Exercise instructions: Print all of the data exactly as written.

Dataset excerpts:
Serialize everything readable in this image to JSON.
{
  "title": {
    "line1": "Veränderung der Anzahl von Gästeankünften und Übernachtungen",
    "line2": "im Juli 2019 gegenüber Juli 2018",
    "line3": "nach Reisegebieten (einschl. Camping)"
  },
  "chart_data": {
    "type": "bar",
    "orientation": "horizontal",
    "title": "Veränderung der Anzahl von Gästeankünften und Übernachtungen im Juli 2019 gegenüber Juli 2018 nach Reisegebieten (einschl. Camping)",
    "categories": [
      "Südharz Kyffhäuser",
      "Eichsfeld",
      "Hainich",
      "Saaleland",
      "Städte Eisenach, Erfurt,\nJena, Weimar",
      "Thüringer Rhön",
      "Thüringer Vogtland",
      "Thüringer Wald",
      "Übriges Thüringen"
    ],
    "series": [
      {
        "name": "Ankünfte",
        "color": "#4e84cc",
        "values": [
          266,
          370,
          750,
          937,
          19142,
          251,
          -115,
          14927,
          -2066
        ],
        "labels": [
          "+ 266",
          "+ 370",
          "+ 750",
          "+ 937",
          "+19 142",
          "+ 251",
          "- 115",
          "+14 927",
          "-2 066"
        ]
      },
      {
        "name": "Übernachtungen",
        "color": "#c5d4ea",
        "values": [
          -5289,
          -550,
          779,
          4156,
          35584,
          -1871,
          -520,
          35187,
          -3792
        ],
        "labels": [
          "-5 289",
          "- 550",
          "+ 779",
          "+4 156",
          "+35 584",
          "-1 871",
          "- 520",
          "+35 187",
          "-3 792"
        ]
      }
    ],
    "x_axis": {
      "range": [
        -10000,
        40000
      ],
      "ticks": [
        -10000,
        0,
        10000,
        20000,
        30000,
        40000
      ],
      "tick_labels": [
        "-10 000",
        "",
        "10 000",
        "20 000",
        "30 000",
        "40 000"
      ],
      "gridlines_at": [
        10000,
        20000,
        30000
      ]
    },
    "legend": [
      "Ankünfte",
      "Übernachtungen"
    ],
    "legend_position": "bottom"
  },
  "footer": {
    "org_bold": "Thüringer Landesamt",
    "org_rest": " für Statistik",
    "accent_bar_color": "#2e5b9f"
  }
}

Finished answer:
Serialize everything readable in this image to JSON.
{
  "title": {
    "line1": "Veränderung der Anzahl von Gästeankünften und Übernachtungen",
    "line2": "im Juli 2019 gegenüber Juli 2018",
    "line3": "nach Reisegebieten (einschl. Camping)"
  },
  "chart_data": {
    "type": "bar",
    "orientation": "horizontal",
    "title": "Veränderung der Anzahl von Gästeankünften und Übernachtungen im Juli 2019 gegenüber Juli 2018 nach Reisegebieten (einschl. Camping)",
    "categories": [
      "Südharz Kyffhäuser",
      "Eichsfeld",
      "Hainich",
      "Saaleland",
      "Städte Eisenach, Erfurt,\nJena, Weimar",
      "Thüringer Rhön",
      "Thüringer Vogtland",
      "Thüringer Wald",
      "Übriges Thüringen"
    ],
    "series": [
      {
        "name": "Ankünfte",
        "color": "#4e84cc",
        "values": [
          266,
          370,
          750,
          937,
          19142,
          251,
          -115,
          14927,
          -2066
        ],
        "labels": [
          "+ 266",
          "+ 370",
          "+ 750",
          "+ 937",
          "+19 142",
          "+ 251",
          "- 115",
          "+14 927",
          "-2 066"
        ]
      },
      {
        "name": "Übernachtungen",
        "color": "#c5d4ea",
        "values": [
          -5289,
          -550,
          779,
          4156,
          35584,
          -1871,
          -520,
          35187,
          -3792
        ],
        "labels": [
          "-5 289",
          "- 550",
          "+ 779",
          "+4 156",
          "+35 584",
          "-1 871",
          "- 520",
          "+35 187",
          "-3 792"
        ]
      }
    ],
    "x_axis": {
      "range": [
        -10000,
        40000
      ],
      "ticks": [
        -10000,
        0,
        10000,
        20000,
        30000,
        40000
      ],
      "tick_labels": [
        "-10 000",
        "",
        "10 000",
        "20 000",
        "30 000",
        "40 000"
      ],
      "gridlines_at": [
        10000,
        20000,
        30000
      ]
    },
    "legend": [
      "Ankünfte",
      "Übernachtungen"
    ],
    "legend_position": "bottom"
  },
  "footer": {
    "org_bold": "Thüringer Landesamt",
    "org_rest": " für Statistik",
    "accent_bar_color": "#2e5b9f"
  }
}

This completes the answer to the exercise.